Given instruction
Each line containing the word "新闻公告" must be reported.

Provided material

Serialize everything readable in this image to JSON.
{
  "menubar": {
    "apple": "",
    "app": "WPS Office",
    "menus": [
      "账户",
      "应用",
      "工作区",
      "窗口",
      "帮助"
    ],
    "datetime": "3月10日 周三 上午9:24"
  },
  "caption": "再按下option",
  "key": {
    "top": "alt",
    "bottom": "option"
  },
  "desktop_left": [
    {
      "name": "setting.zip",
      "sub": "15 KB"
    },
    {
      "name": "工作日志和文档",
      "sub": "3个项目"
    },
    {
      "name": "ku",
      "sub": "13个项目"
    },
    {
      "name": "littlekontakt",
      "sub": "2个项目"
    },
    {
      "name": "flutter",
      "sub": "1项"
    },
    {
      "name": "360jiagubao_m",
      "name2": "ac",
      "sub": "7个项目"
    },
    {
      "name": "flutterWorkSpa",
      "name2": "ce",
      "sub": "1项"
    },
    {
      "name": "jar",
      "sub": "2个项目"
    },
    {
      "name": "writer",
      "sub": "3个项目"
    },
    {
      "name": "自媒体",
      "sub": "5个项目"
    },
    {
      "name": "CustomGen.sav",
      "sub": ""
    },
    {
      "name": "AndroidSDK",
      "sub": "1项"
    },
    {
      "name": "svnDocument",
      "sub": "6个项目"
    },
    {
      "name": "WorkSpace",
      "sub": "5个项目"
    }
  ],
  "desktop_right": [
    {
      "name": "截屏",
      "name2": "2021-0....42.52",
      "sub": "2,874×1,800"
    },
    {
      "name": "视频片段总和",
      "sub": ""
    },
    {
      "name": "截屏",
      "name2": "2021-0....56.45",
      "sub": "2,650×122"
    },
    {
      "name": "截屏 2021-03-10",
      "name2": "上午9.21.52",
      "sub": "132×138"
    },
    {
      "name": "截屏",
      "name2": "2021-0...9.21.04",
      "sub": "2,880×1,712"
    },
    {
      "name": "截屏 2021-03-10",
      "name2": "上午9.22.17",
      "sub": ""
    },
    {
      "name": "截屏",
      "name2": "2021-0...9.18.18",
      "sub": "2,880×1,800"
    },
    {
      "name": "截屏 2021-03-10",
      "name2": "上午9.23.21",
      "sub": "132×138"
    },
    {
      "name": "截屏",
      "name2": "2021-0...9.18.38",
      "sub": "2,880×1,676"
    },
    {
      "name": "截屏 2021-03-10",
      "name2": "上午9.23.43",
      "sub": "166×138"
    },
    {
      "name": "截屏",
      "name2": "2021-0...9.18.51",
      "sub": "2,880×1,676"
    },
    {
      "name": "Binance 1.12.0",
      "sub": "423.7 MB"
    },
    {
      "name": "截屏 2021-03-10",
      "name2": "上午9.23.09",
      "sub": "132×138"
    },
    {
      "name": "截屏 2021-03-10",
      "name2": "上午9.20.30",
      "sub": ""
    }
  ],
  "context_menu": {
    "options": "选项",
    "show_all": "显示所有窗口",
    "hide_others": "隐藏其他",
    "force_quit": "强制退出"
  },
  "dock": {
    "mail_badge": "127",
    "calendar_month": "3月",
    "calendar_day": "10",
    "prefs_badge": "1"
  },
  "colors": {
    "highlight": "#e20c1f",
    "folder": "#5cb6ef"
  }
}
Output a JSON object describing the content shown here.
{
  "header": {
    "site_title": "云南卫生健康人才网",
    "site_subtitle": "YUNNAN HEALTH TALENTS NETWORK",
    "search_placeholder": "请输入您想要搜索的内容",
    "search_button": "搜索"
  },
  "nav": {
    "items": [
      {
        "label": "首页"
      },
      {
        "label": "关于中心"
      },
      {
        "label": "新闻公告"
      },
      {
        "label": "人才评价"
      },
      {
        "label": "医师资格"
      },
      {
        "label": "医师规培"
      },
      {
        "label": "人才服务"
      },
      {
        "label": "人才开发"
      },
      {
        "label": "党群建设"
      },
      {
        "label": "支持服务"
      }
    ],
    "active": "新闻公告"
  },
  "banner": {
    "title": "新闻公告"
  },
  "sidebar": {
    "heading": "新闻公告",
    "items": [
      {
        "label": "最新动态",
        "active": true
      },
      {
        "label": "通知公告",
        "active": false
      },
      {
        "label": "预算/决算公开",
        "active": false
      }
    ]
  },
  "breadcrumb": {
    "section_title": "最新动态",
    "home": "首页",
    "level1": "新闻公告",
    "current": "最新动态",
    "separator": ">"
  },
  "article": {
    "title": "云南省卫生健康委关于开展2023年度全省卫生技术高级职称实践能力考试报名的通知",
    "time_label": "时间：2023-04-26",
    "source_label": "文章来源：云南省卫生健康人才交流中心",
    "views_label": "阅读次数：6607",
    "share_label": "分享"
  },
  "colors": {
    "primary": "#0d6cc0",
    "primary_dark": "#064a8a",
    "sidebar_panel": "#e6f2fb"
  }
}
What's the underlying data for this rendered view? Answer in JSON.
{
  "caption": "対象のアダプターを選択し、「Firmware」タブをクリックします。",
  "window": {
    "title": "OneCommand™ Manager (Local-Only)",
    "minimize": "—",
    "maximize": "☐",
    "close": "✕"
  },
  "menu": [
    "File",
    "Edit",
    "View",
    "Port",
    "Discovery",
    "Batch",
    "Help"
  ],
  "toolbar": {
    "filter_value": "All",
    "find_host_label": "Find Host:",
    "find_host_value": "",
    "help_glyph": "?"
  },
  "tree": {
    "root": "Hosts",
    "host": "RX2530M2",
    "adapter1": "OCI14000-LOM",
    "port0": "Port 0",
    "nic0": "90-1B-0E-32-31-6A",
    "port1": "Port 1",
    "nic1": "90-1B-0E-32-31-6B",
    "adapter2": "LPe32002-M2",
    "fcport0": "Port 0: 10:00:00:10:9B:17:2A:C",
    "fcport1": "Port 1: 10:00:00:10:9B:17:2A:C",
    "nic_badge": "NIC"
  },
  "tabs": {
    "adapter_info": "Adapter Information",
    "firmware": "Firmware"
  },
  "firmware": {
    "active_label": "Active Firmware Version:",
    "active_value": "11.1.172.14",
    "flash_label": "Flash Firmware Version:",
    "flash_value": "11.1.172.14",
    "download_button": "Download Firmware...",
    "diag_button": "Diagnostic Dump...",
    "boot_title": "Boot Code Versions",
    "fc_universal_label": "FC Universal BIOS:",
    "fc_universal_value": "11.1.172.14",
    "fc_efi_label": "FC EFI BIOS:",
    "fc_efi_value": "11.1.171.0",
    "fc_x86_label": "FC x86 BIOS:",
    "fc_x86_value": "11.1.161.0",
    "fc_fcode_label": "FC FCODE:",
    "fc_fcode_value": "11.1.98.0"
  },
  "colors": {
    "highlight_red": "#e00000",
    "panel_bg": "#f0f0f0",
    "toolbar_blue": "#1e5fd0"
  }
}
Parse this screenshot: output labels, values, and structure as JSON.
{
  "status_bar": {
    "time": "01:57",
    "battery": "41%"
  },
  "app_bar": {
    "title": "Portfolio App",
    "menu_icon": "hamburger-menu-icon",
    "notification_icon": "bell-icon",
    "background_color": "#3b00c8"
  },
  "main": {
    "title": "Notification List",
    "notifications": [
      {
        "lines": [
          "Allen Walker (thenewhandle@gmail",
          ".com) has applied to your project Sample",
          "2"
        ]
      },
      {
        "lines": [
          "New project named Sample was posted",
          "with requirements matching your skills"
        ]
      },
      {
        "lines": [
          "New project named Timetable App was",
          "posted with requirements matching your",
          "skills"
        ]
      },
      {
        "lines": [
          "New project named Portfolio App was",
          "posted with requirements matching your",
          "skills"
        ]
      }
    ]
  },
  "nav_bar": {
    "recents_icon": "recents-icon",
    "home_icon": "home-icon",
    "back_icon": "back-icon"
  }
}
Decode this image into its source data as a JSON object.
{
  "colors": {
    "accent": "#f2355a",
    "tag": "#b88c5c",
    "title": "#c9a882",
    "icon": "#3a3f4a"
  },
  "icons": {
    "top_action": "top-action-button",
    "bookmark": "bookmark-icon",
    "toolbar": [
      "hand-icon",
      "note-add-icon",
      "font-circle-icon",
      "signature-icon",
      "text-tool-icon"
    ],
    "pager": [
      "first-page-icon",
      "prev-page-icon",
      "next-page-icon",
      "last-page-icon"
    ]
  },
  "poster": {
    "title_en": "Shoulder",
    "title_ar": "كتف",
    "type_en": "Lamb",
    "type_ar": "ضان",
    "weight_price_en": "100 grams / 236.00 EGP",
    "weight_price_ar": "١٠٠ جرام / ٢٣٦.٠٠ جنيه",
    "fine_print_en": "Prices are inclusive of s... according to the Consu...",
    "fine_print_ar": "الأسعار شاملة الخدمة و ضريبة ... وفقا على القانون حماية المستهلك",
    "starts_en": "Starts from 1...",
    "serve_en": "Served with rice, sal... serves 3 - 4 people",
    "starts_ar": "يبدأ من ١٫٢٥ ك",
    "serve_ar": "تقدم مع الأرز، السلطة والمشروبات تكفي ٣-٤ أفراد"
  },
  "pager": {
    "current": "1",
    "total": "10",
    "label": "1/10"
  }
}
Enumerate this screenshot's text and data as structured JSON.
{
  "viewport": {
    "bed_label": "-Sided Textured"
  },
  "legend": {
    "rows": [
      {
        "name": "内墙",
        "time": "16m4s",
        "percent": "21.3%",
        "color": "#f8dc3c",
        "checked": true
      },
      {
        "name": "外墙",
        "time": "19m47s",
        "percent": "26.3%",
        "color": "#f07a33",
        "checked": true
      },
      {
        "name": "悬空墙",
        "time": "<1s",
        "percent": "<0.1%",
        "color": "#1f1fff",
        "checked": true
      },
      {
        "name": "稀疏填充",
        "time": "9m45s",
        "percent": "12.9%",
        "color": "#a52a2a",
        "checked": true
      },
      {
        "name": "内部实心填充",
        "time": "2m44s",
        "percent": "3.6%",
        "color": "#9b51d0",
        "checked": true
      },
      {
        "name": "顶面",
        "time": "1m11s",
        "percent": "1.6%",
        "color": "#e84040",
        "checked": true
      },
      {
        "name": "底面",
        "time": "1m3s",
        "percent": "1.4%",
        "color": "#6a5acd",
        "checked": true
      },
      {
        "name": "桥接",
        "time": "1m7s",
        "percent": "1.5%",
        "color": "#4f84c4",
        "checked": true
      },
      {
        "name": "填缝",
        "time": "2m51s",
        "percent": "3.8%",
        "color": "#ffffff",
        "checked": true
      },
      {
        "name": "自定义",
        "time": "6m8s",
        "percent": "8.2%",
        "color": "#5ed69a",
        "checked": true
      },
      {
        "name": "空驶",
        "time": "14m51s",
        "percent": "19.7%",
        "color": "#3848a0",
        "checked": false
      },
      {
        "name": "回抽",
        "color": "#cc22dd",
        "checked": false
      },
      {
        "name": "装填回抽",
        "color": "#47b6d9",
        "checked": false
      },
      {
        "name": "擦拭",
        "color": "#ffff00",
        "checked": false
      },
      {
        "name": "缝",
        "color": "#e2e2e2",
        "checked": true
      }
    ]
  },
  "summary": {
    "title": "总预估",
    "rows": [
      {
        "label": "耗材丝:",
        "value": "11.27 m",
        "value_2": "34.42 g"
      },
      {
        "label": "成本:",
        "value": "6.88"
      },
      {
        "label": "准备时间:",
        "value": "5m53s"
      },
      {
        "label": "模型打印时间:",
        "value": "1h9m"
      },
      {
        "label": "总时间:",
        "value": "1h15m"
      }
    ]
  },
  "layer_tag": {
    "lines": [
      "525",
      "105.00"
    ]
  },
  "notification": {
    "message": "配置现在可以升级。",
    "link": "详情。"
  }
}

Result of this task
        "label": "新闻公告"
    "active": "新闻公告"
    "title": "新闻公告"
    "heading": "新闻公告",
    "level1": "新闻公告",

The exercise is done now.